## What the task asks
In the entries below, find the lines with the word "根据题意得" and copy them.

## Exercise data

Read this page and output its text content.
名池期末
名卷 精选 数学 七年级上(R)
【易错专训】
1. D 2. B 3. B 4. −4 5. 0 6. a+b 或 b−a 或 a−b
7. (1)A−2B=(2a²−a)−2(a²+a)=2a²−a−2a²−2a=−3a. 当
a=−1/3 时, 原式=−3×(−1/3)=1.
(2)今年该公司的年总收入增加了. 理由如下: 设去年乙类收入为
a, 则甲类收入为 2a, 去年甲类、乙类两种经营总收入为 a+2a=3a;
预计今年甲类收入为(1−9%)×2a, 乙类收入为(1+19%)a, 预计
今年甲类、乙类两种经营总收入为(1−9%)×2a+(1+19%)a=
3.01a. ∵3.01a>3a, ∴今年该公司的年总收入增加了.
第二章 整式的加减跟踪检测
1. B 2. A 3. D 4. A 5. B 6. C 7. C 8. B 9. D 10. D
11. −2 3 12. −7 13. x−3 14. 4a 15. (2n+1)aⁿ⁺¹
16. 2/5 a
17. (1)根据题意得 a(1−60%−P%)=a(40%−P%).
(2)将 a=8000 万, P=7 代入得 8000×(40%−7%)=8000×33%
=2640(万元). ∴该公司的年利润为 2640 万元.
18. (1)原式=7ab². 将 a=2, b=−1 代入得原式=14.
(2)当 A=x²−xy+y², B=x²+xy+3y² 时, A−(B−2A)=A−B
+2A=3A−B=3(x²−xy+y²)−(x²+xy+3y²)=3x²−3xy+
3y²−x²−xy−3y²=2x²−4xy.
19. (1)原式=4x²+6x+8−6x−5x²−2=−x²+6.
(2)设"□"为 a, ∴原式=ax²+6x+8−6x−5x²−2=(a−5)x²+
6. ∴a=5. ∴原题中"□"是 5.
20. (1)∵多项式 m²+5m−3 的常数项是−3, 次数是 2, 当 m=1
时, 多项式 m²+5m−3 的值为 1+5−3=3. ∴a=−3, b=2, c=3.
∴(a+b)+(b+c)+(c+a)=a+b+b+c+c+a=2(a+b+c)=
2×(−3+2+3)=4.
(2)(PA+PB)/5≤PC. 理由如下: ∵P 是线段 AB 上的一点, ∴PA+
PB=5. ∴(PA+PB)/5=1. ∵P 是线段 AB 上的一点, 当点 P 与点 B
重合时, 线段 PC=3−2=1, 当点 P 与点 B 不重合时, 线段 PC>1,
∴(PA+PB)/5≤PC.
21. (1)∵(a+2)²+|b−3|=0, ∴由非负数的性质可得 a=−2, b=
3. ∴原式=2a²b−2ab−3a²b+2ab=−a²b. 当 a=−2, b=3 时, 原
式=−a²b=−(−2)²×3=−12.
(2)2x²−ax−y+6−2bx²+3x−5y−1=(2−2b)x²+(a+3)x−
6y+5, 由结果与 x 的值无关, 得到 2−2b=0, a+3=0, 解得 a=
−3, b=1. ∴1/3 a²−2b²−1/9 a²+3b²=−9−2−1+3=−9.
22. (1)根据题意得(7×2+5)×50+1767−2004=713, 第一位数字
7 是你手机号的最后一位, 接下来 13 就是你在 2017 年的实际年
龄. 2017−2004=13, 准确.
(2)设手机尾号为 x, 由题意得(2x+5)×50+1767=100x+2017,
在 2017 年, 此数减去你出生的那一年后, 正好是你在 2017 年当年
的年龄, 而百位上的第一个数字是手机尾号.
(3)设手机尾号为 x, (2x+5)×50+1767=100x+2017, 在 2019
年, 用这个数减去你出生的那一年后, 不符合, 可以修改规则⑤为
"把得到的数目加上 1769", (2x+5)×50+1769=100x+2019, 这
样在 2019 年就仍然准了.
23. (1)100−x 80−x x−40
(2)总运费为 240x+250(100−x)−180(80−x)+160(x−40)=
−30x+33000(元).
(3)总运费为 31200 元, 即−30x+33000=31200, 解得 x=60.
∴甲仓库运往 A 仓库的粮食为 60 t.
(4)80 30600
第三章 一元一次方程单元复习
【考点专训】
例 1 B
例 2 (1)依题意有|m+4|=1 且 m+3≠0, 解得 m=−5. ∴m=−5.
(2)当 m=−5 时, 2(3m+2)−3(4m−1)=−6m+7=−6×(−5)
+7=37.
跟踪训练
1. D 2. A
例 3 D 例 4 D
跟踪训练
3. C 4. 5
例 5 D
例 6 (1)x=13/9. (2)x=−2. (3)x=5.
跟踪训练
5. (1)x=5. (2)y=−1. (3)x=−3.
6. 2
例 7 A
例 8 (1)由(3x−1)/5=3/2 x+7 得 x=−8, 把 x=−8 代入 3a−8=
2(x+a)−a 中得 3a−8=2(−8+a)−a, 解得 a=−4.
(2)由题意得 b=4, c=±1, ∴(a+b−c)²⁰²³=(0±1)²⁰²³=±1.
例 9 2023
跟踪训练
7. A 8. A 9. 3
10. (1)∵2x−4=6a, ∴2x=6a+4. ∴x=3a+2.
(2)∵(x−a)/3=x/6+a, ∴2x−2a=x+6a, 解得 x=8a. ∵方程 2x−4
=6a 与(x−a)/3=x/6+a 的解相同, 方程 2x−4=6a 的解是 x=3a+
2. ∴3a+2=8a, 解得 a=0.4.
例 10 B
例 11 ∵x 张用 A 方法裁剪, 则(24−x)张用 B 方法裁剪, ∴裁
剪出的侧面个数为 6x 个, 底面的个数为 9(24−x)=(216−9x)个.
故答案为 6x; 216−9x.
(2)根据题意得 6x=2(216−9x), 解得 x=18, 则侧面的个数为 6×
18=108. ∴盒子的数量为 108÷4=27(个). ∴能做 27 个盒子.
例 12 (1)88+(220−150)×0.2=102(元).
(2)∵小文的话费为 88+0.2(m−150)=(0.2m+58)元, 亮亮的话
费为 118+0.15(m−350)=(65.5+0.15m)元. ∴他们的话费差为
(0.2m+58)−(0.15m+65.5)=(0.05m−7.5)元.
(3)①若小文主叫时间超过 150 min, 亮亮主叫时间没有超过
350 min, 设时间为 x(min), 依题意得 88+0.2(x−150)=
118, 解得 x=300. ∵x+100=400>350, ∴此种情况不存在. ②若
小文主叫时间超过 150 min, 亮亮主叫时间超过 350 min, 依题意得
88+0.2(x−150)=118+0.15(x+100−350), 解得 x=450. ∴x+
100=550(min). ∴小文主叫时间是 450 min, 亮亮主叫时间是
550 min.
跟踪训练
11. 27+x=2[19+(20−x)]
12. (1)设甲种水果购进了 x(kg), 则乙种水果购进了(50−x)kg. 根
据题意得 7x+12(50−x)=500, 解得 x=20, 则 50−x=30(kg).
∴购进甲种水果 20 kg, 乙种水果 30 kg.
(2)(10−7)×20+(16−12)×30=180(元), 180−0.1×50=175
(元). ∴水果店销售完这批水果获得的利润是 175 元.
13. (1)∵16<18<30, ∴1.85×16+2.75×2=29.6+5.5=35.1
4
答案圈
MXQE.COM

## Correct answer
17. (1)根据题意得 a(1−60%−P%)=a(40%−P%).
22. (1)根据题意得(7×2+5)×50+1767−2004=713, 第一位数字
(2)根据题意得 6x=2(216−9x), 解得 x=18, 则侧面的个数为 6×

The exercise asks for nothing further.